__Challenge__. Look at each line of the records and count those with "specification" in them. Please answer with the count alone.

Data entries
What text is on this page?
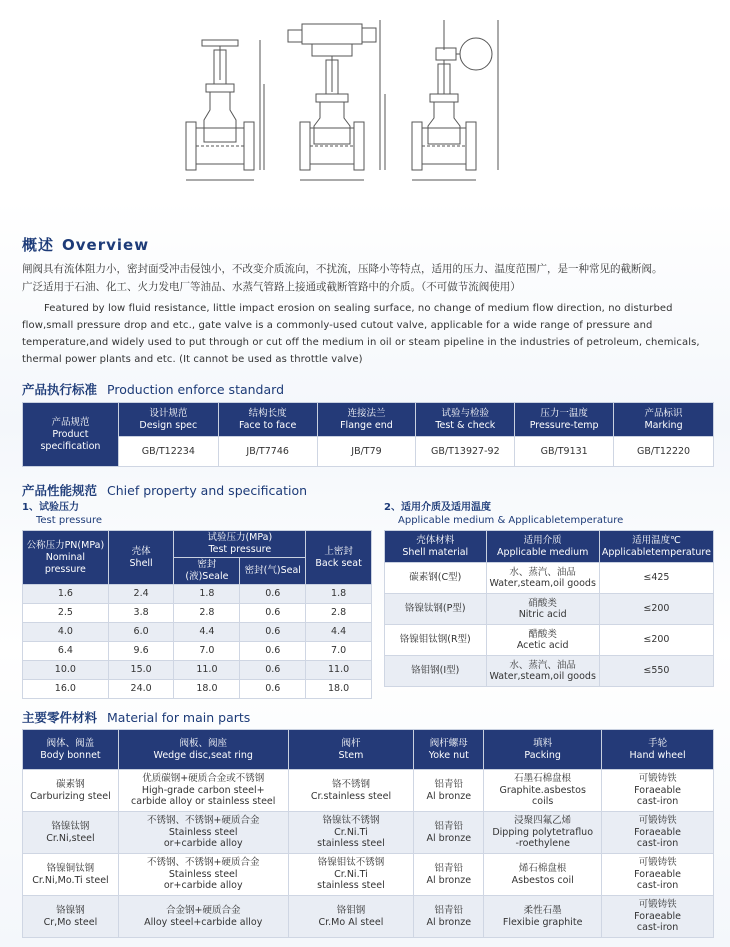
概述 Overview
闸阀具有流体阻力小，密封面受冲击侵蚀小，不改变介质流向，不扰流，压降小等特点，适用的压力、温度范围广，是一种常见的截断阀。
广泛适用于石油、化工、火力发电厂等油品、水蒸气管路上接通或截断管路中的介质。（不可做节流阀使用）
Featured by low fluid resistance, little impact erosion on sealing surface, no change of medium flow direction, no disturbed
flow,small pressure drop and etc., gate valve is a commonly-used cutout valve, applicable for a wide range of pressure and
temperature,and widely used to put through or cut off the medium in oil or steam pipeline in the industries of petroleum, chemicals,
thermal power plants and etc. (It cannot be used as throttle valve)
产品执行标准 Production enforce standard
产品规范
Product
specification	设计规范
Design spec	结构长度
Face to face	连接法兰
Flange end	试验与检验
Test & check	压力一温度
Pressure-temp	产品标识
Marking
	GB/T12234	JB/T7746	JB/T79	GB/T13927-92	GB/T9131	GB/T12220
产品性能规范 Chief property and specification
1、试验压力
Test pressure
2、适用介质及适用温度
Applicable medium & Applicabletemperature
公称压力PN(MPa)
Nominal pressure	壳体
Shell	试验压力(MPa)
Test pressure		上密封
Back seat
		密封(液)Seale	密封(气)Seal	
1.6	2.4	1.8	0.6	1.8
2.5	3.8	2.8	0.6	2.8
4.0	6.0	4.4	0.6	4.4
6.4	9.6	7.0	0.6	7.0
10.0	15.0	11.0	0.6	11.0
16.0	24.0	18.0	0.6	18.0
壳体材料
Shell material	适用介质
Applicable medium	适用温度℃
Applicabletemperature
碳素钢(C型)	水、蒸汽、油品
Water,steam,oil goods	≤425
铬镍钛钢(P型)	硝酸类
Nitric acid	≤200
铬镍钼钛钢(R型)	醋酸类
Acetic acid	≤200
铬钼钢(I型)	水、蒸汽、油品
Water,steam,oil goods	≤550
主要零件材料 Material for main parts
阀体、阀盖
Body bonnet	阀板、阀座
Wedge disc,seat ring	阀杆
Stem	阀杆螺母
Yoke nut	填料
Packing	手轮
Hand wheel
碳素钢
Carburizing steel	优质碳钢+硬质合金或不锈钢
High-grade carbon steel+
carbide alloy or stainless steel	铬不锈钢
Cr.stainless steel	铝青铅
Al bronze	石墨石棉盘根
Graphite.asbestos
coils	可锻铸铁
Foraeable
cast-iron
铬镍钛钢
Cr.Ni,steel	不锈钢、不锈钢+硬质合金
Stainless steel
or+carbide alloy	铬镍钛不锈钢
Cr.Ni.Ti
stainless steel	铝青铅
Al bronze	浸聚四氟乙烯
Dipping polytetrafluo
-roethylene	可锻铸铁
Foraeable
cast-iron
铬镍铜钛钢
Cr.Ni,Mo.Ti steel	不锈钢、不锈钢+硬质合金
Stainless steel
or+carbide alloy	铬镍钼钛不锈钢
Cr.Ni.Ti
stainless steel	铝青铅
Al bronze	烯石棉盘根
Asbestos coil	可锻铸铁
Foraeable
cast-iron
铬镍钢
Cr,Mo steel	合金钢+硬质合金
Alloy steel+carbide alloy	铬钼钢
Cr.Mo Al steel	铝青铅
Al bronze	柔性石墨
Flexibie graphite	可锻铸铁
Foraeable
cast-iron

__Response to this task__. 2